What you will do:
Reproduce exactly the lines from the one containing "Convert this document image to plain text." through the last line of the records below, both included, and nothing else.

-- Start of Data provided --

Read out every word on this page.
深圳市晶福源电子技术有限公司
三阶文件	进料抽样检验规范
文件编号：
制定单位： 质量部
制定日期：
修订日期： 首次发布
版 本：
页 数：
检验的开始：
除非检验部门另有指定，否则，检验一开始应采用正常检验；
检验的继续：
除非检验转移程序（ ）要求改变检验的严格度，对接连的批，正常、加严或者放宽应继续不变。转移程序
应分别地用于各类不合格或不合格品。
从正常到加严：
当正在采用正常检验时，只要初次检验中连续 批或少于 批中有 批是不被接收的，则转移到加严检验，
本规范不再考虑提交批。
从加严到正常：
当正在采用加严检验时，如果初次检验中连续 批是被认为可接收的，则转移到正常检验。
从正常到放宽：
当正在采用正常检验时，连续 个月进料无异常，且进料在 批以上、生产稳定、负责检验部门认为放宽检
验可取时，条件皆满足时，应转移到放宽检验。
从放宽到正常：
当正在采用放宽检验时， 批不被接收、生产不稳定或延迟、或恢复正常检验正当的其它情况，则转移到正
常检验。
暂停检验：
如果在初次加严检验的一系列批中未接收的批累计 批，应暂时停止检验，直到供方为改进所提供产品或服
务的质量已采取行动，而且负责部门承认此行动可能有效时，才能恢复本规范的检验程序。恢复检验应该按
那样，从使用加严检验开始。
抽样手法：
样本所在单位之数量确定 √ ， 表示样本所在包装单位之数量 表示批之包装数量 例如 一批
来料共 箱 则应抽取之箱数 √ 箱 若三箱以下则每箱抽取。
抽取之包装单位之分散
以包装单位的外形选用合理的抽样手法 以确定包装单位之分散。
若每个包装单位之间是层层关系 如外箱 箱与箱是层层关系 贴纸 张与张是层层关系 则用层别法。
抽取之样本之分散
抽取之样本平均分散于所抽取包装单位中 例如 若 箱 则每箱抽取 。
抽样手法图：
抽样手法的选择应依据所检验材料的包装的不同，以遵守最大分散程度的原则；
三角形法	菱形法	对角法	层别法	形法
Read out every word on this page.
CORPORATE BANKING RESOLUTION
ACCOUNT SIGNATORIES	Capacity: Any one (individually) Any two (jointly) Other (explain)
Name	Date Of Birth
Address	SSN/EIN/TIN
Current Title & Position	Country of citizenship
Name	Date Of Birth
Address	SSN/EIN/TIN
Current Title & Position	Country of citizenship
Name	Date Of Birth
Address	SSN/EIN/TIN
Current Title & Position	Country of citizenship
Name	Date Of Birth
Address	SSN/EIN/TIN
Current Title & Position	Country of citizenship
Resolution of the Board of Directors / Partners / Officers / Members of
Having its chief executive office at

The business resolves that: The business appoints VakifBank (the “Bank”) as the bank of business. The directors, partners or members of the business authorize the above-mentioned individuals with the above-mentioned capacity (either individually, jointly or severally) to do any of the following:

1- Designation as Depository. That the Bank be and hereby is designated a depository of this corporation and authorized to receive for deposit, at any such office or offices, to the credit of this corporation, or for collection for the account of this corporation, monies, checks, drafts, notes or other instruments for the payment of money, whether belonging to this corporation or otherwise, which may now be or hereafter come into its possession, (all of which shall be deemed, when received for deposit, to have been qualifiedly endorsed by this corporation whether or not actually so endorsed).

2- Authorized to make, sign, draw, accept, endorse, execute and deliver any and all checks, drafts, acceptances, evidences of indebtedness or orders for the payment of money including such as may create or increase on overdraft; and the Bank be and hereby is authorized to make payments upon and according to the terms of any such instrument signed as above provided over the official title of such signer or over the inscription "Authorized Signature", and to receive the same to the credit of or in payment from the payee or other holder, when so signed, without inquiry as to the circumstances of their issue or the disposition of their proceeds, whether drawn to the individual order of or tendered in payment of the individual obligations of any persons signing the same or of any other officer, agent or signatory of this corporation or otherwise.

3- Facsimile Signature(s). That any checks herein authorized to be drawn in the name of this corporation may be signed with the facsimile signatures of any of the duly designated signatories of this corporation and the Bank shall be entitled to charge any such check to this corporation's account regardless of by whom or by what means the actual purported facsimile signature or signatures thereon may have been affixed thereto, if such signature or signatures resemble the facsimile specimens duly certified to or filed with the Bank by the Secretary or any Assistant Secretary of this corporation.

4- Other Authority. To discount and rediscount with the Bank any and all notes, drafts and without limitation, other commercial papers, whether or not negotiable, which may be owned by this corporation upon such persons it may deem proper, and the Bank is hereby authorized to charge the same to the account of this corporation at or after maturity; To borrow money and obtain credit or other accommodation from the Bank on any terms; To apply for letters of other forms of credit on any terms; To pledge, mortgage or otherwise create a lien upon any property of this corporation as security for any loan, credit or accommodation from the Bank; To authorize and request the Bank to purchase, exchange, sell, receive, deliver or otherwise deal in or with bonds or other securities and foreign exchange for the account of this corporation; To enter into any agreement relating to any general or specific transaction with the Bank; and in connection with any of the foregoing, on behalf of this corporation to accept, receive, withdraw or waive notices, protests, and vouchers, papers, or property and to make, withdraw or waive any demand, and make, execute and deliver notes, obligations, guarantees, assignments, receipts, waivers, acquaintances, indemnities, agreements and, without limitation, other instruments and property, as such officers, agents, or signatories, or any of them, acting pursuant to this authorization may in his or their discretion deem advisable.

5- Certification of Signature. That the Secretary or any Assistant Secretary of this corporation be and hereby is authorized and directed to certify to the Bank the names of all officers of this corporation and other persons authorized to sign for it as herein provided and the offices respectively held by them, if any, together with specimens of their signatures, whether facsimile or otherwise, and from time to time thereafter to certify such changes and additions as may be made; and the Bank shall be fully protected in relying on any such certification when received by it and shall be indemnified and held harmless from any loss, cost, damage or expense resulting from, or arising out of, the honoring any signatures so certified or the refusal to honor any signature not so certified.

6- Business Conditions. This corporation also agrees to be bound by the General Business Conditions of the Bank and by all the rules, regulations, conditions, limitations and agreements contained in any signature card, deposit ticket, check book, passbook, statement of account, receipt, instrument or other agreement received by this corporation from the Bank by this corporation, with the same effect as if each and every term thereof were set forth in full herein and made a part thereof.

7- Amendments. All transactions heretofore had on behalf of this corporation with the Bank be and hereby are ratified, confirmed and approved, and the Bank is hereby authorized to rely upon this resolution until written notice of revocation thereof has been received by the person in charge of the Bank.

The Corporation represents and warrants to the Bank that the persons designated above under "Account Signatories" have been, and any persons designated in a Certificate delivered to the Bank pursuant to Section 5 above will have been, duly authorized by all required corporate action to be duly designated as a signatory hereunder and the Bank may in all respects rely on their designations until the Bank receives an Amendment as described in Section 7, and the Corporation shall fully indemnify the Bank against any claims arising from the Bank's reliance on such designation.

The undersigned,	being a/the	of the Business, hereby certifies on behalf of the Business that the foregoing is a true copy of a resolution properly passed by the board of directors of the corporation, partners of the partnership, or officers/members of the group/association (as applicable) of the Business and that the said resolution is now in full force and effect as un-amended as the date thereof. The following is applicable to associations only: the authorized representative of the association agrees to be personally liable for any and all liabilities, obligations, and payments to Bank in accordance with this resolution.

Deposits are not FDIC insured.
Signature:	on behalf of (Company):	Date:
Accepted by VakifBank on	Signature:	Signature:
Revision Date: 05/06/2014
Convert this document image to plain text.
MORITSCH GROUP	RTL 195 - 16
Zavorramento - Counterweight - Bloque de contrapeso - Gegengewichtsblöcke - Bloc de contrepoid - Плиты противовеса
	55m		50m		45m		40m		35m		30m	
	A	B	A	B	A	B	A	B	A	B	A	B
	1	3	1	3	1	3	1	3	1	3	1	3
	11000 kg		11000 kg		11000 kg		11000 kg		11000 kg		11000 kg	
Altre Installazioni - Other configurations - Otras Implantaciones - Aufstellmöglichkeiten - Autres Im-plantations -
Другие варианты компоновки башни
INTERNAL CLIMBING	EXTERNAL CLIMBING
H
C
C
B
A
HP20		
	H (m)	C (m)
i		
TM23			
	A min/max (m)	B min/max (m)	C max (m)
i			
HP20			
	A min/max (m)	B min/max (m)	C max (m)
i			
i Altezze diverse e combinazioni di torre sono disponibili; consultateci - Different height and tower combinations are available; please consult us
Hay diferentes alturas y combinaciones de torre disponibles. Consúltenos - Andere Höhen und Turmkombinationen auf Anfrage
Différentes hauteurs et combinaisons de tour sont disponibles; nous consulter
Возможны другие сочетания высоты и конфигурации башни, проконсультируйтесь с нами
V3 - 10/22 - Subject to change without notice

-- End of Data provided --

Worked answer:
Convert this document image to plain text.
MORITSCH GROUP	RTL 195 - 16
Zavorramento - Counterweight - Bloque de contrapeso - Gegengewichtsblöcke - Bloc de contrepoid - Плиты противовеса
	55m		50m		45m		40m		35m		30m	
	A	B	A	B	A	B	A	B	A	B	A	B
	1	3	1	3	1	3	1	3	1	3	1	3
	11000 kg		11000 kg		11000 kg		11000 kg		11000 kg		11000 kg	
Altre Installazioni - Other configurations - Otras Implantaciones - Aufstellmöglichkeiten - Autres Im-plantations -
Другие варианты компоновки башни
INTERNAL CLIMBING	EXTERNAL CLIMBING
H
C
C
B
A
HP20		
	H (m)	C (m)
i		
TM23			
	A min/max (m)	B min/max (m)	C max (m)
i			
HP20			
	A min/max (m)	B min/max (m)	C max (m)
i			
i Altezze diverse e combinazioni di torre sono disponibili; consultateci - Different height and tower combinations are available; please consult us
Hay diferentes alturas y combinaciones de torre disponibles. Consúltenos - Andere Höhen und Turmkombinationen auf Anfrage
Différentes hauteurs et combinaisons de tour sont disponibles; nous consulter
Возможны другие сочетания высоты и конфигурации башни, проконсультируйтесь с нами
V3 - 10/22 - Subject to change without notice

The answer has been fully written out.